▶ Exercise objective:
Reproduce all entries word for word.

▶ Provided records:
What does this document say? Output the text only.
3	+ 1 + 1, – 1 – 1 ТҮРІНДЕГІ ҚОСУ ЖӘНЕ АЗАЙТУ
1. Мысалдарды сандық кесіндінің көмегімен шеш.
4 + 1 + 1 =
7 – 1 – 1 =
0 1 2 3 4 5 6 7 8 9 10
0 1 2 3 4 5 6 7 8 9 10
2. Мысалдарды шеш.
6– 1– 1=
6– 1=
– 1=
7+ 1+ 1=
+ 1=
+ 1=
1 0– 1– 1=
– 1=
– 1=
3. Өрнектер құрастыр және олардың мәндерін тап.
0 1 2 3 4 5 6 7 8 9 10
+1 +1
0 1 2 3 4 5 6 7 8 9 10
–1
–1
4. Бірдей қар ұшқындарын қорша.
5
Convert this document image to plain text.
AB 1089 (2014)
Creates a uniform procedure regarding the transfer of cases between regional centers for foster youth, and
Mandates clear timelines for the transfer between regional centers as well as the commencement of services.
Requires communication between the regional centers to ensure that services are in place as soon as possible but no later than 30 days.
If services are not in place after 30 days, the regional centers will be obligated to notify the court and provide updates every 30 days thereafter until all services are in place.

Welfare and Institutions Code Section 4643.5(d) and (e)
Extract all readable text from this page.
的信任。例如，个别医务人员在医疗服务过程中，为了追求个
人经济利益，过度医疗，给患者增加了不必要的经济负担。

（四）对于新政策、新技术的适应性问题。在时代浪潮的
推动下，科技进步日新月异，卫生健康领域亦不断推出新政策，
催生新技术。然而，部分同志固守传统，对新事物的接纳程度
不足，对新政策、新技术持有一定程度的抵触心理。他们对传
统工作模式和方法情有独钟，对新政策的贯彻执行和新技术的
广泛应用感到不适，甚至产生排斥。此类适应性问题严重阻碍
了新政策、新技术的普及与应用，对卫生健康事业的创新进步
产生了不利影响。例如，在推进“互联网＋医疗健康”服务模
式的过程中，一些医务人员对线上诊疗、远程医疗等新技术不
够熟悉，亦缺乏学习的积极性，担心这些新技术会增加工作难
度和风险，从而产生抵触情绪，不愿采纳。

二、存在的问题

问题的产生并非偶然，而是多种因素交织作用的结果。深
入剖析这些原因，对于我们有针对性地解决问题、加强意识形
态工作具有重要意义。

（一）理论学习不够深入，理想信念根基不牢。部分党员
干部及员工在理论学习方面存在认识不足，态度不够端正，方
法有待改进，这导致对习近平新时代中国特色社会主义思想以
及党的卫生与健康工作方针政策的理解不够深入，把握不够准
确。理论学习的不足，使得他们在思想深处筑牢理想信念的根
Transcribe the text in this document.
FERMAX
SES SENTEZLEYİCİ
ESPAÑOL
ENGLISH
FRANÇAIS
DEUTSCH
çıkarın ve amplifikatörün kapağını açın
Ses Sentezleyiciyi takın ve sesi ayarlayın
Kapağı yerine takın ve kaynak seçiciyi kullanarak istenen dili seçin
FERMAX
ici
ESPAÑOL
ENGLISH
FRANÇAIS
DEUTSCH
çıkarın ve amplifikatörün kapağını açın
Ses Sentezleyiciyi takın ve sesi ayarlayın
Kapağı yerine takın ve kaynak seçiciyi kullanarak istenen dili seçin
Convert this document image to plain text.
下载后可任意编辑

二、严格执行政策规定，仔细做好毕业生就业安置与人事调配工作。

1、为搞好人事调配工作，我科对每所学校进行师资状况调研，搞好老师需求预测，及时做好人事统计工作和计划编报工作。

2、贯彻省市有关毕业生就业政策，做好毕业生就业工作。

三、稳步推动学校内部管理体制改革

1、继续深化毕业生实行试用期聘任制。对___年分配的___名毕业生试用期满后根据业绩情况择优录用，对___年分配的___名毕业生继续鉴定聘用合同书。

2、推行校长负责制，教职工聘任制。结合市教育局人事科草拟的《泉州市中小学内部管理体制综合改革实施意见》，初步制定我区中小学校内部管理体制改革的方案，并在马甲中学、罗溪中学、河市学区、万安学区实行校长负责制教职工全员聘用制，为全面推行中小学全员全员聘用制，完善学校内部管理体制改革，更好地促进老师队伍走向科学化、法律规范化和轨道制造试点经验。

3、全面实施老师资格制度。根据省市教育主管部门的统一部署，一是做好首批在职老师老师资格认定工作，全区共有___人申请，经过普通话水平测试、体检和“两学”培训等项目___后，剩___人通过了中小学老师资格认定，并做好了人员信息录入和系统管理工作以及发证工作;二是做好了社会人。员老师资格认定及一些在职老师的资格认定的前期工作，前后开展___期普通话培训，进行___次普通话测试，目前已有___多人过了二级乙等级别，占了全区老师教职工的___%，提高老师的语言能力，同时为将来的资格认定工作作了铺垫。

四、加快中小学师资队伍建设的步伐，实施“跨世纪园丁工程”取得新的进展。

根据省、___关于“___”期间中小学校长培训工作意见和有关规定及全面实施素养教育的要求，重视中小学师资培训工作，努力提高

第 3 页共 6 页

▶ Solution for this problem:
What does this document say? Output the text only.
3	+ 1 + 1, – 1 – 1 ТҮРІНДЕГІ ҚОСУ ЖӘНЕ АЗАЙТУ
1. Мысалдарды сандық кесіндінің көмегімен шеш.
4 + 1 + 1 =
7 – 1 – 1 =
0 1 2 3 4 5 6 7 8 9 10
0 1 2 3 4 5 6 7 8 9 10
2. Мысалдарды шеш.
6– 1– 1=
6– 1=
– 1=
7+ 1+ 1=
+ 1=
+ 1=
1 0– 1– 1=
– 1=
– 1=
3. Өрнектер құрастыр және олардың мәндерін тап.
0 1 2 3 4 5 6 7 8 9 10
+1 +1
0 1 2 3 4 5 6 7 8 9 10
–1
–1
4. Бірдей қар ұшқындарын қорша.
5
Convert this document image to plain text.
AB 1089 (2014)
Creates a uniform procedure regarding the transfer of cases between regional centers for foster youth, and
Mandates clear timelines for the transfer between regional centers as well as the commencement of services.
Requires communication between the regional centers to ensure that services are in place as soon as possible but no later than 30 days.
If services are not in place after 30 days, the regional centers will be obligated to notify the court and provide updates every 30 days thereafter until all services are in place.

Welfare and Institutions Code Section 4643.5(d) and (e)
Extract all readable text from this page.
的信任。例如，个别医务人员在医疗服务过程中，为了追求个
人经济利益，过度医疗，给患者增加了不必要的经济负担。

（四）对于新政策、新技术的适应性问题。在时代浪潮的
推动下，科技进步日新月异，卫生健康领域亦不断推出新政策，
催生新技术。然而，部分同志固守传统，对新事物的接纳程度
不足，对新政策、新技术持有一定程度的抵触心理。他们对传
统工作模式和方法情有独钟，对新政策的贯彻执行和新技术的
广泛应用感到不适，甚至产生排斥。此类适应性问题严重阻碍
了新政策、新技术的普及与应用，对卫生健康事业的创新进步
产生了不利影响。例如，在推进“互联网＋医疗健康”服务模
式的过程中，一些医务人员对线上诊疗、远程医疗等新技术不
够熟悉，亦缺乏学习的积极性，担心这些新技术会增加工作难
度和风险，从而产生抵触情绪，不愿采纳。

二、存在的问题

问题的产生并非偶然，而是多种因素交织作用的结果。深
入剖析这些原因，对于我们有针对性地解决问题、加强意识形
态工作具有重要意义。

（一）理论学习不够深入，理想信念根基不牢。部分党员
干部及员工在理论学习方面存在认识不足，态度不够端正，方
法有待改进，这导致对习近平新时代中国特色社会主义思想以
及党的卫生与健康工作方针政策的理解不够深入，把握不够准
确。理论学习的不足，使得他们在思想深处筑牢理想信念的根
Transcribe the text in this document.
FERMAX
SES SENTEZLEYİCİ
ESPAÑOL
ENGLISH
FRANÇAIS
DEUTSCH
çıkarın ve amplifikatörün kapağını açın
Ses Sentezleyiciyi takın ve sesi ayarlayın
Kapağı yerine takın ve kaynak seçiciyi kullanarak istenen dili seçin
FERMAX
ici
ESPAÑOL
ENGLISH
FRANÇAIS
DEUTSCH
çıkarın ve amplifikatörün kapağını açın
Ses Sentezleyiciyi takın ve sesi ayarlayın
Kapağı yerine takın ve kaynak seçiciyi kullanarak istenen dili seçin
Convert this document image to plain text.
下载后可任意编辑

二、严格执行政策规定，仔细做好毕业生就业安置与人事调配工作。

1、为搞好人事调配工作，我科对每所学校进行师资状况调研，搞好老师需求预测，及时做好人事统计工作和计划编报工作。

2、贯彻省市有关毕业生就业政策，做好毕业生就业工作。

三、稳步推动学校内部管理体制改革

1、继续深化毕业生实行试用期聘任制。对___年分配的___名毕业生试用期满后根据业绩情况择优录用，对___年分配的___名毕业生继续鉴定聘用合同书。

2、推行校长负责制，教职工聘任制。结合市教育局人事科草拟的《泉州市中小学内部管理体制综合改革实施意见》，初步制定我区中小学校内部管理体制改革的方案，并在马甲中学、罗溪中学、河市学区、万安学区实行校长负责制教职工全员聘用制，为全面推行中小学全员全员聘用制，完善学校内部管理体制改革，更好地促进老师队伍走向科学化、法律规范化和轨道制造试点经验。

3、全面实施老师资格制度。根据省市教育主管部门的统一部署，一是做好首批在职老师老师资格认定工作，全区共有___人申请，经过普通话水平测试、体检和“两学”培训等项目___后，剩___人通过了中小学老师资格认定，并做好了人员信息录入和系统管理工作以及发证工作;二是做好了社会人。员老师资格认定及一些在职老师的资格认定的前期工作，前后开展___期普通话培训，进行___次普通话测试，目前已有___多人过了二级乙等级别，占了全区老师教职工的___%，提高老师的语言能力，同时为将来的资格认定工作作了铺垫。

四、加快中小学师资队伍建设的步伐，实施“跨世纪园丁工程”取得新的进展。

根据省、___关于“___”期间中小学校长培训工作意见和有关规定及全面实施素养教育的要求，重视中小学师资培训工作，努力提高

第 3 页共 6 页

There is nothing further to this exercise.